* STATED PROBLEM *
Reproduce all of the data exactly.

Records about charts and figures:
□ □ □
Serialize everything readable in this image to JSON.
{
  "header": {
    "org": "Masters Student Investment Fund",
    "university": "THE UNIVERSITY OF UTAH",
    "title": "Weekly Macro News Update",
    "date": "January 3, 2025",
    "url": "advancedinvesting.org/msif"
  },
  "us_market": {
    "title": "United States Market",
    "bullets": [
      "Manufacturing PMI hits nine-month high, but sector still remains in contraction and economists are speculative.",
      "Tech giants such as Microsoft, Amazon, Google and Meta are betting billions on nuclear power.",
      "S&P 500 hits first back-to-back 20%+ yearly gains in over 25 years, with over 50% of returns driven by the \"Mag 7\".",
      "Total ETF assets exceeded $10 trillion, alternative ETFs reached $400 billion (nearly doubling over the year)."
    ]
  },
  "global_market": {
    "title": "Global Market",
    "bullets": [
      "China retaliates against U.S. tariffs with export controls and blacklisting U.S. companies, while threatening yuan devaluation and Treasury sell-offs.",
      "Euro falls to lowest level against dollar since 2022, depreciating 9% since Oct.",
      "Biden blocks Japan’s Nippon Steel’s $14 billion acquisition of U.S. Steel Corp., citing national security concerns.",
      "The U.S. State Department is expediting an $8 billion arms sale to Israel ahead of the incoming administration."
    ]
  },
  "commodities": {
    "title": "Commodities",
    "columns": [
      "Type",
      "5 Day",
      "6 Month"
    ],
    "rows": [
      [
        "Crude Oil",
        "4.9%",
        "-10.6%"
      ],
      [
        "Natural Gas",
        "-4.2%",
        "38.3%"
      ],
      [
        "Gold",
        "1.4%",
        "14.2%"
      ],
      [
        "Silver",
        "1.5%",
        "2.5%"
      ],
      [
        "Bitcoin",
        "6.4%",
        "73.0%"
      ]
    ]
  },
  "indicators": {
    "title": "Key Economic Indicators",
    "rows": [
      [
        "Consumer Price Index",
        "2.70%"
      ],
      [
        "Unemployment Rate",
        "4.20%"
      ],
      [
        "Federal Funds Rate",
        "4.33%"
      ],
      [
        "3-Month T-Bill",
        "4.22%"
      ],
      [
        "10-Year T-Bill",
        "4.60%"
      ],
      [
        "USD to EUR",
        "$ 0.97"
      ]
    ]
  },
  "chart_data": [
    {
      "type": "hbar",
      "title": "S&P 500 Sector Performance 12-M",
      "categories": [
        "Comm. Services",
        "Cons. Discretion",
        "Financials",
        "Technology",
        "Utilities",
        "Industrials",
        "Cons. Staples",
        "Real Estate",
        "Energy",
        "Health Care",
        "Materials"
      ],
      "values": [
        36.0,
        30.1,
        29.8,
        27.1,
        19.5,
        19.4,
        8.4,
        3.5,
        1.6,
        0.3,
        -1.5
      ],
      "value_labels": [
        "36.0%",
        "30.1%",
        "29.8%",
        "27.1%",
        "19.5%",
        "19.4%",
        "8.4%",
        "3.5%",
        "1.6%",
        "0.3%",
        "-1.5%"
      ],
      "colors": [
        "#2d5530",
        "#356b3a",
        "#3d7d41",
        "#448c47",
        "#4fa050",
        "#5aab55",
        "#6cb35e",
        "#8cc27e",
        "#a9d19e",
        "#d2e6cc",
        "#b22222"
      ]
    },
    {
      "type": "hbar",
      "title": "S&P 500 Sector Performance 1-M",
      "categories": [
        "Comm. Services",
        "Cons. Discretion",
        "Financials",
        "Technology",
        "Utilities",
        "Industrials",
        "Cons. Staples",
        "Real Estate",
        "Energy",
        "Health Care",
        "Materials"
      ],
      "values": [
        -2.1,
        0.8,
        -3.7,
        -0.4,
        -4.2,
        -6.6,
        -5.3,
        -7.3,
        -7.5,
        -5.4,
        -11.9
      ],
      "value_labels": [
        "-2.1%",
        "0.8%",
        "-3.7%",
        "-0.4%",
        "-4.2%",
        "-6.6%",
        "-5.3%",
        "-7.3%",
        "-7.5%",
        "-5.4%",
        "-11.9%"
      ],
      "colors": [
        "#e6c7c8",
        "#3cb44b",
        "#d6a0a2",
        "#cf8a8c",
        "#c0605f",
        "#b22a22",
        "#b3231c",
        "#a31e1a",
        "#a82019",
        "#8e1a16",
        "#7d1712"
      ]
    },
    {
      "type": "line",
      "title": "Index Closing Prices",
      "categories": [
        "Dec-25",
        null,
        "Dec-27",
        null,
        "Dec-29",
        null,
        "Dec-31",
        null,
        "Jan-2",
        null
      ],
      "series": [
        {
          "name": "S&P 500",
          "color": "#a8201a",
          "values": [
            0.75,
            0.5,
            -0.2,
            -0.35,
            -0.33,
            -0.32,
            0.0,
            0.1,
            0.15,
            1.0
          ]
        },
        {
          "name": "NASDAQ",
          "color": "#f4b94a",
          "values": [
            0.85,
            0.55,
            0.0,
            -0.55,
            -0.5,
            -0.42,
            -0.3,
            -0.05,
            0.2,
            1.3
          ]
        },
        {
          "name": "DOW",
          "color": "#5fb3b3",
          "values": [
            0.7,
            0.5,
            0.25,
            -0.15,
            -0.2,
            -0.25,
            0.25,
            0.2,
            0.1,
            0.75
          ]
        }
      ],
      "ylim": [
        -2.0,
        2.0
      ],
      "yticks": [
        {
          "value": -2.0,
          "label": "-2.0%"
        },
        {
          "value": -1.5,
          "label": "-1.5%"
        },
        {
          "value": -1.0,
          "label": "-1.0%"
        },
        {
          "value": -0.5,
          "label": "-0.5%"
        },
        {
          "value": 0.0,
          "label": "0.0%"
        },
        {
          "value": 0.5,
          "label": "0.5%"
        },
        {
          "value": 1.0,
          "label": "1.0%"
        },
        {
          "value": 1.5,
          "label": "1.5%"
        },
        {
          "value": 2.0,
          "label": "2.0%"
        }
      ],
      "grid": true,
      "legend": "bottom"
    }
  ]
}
□ □ □
* WORKED SOLUTION *
Serialize everything readable in this image to JSON.
{
  "header": {
    "org": "Masters Student Investment Fund",
    "university": "THE UNIVERSITY OF UTAH",
    "title": "Weekly Macro News Update",
    "date": "January 3, 2025",
    "url": "advancedinvesting.org/msif"
  },
  "us_market": {
    "title": "United States Market",
    "bullets": [
      "Manufacturing PMI hits nine-month high, but sector still remains in contraction and economists are speculative.",
      "Tech giants such as Microsoft, Amazon, Google and Meta are betting billions on nuclear power.",
      "S&P 500 hits first back-to-back 20%+ yearly gains in over 25 years, with over 50% of returns driven by the \"Mag 7\".",
      "Total ETF assets exceeded $10 trillion, alternative ETFs reached $400 billion (nearly doubling over the year)."
    ]
  },
  "global_market": {
    "title": "Global Market",
    "bullets": [
      "China retaliates against U.S. tariffs with export controls and blacklisting U.S. companies, while threatening yuan devaluation and Treasury sell-offs.",
      "Euro falls to lowest level against dollar since 2022, depreciating 9% since Oct.",
      "Biden blocks Japan’s Nippon Steel’s $14 billion acquisition of U.S. Steel Corp., citing national security concerns.",
      "The U.S. State Department is expediting an $8 billion arms sale to Israel ahead of the incoming administration."
    ]
  },
  "commodities": {
    "title": "Commodities",
    "columns": [
      "Type",
      "5 Day",
      "6 Month"
    ],
    "rows": [
      [
        "Crude Oil",
        "4.9%",
        "-10.6%"
      ],
      [
        "Natural Gas",
        "-4.2%",
        "38.3%"
      ],
      [
        "Gold",
        "1.4%",
        "14.2%"
      ],
      [
        "Silver",
        "1.5%",
        "2.5%"
      ],
      [
        "Bitcoin",
        "6.4%",
        "73.0%"
      ]
    ]
  },
  "indicators": {
    "title": "Key Economic Indicators",
    "rows": [
      [
        "Consumer Price Index",
        "2.70%"
      ],
      [
        "Unemployment Rate",
        "4.20%"
      ],
      [
        "Federal Funds Rate",
        "4.33%"
      ],
      [
        "3-Month T-Bill",
        "4.22%"
      ],
      [
        "10-Year T-Bill",
        "4.60%"
      ],
      [
        "USD to EUR",
        "$ 0.97"
      ]
    ]
  },
  "chart_data": [
    {
      "type": "hbar",
      "title": "S&P 500 Sector Performance 12-M",
      "categories": [
        "Comm. Services",
        "Cons. Discretion",
        "Financials",
        "Technology",
        "Utilities",
        "Industrials",
        "Cons. Staples",
        "Real Estate",
        "Energy",
        "Health Care",
        "Materials"
      ],
      "values": [
        36.0,
        30.1,
        29.8,
        27.1,
        19.5,
        19.4,
        8.4,
        3.5,
        1.6,
        0.3,
        -1.5
      ],
      "value_labels": [
        "36.0%",
        "30.1%",
        "29.8%",
        "27.1%",
        "19.5%",
        "19.4%",
        "8.4%",
        "3.5%",
        "1.6%",
        "0.3%",
        "-1.5%"
      ],
      "colors": [
        "#2d5530",
        "#356b3a",
        "#3d7d41",
        "#448c47",
        "#4fa050",
        "#5aab55",
        "#6cb35e",
        "#8cc27e",
        "#a9d19e",
        "#d2e6cc",
        "#b22222"
      ]
    },
    {
      "type": "hbar",
      "title": "S&P 500 Sector Performance 1-M",
      "categories": [
        "Comm. Services",
        "Cons. Discretion",
        "Financials",
        "Technology",
        "Utilities",
        "Industrials",
        "Cons. Staples",
        "Real Estate",
        "Energy",
        "Health Care",
        "Materials"
      ],
      "values": [
        -2.1,
        0.8,
        -3.7,
        -0.4,
        -4.2,
        -6.6,
        -5.3,
        -7.3,
        -7.5,
        -5.4,
        -11.9
      ],
      "value_labels": [
        "-2.1%",
        "0.8%",
        "-3.7%",
        "-0.4%",
        "-4.2%",
        "-6.6%",
        "-5.3%",
        "-7.3%",
        "-7.5%",
        "-5.4%",
        "-11.9%"
      ],
      "colors": [
        "#e6c7c8",
        "#3cb44b",
        "#d6a0a2",
        "#cf8a8c",
        "#c0605f",
        "#b22a22",
        "#b3231c",
        "#a31e1a",
        "#a82019",
        "#8e1a16",
        "#7d1712"
      ]
    },
    {
      "type": "line",
      "title": "Index Closing Prices",
      "categories": [
        "Dec-25",
        null,
        "Dec-27",
        null,
        "Dec-29",
        null,
        "Dec-31",
        null,
        "Jan-2",
        null
      ],
      "series": [
        {
          "name": "S&P 500",
          "color": "#a8201a",
          "values": [
            0.75,
            0.5,
            -0.2,
            -0.35,
            -0.33,
            -0.32,
            0.0,
            0.1,
            0.15,
            1.0
          ]
        },
        {
          "name": "NASDAQ",
          "color": "#f4b94a",
          "values": [
            0.85,
            0.55,
            0.0,
            -0.55,
            -0.5,
            -0.42,
            -0.3,
            -0.05,
            0.2,
            1.3
          ]
        },
        {
          "name": "DOW",
          "color": "#5fb3b3",
          "values": [
            0.7,
            0.5,
            0.25,
            -0.15,
            -0.2,
            -0.25,
            0.25,
            0.2,
            0.1,
            0.75
          ]
        }
      ],
      "ylim": [
        -2.0,
        2.0
      ],
      "yticks": [
        {
          "value": -2.0,
          "label": "-2.0%"
        },
        {
          "value": -1.5,
          "label": "-1.5%"
        },
        {
          "value": -1.0,
          "label": "-1.0%"
        },
        {
          "value": -0.5,
          "label": "-0.5%"
        },
        {
          "value": 0.0,
          "label": "0.0%"
        },
        {
          "value": 0.5,
          "label": "0.5%"
        },
        {
          "value": 1.0,
          "label": "1.0%"
        },
        {
          "value": 1.5,
          "label": "1.5%"
        },
        {
          "value": 2.0,
          "label": "2.0%"
        }
      ],
      "grid": true,
      "legend": "bottom"
    }
  ]
}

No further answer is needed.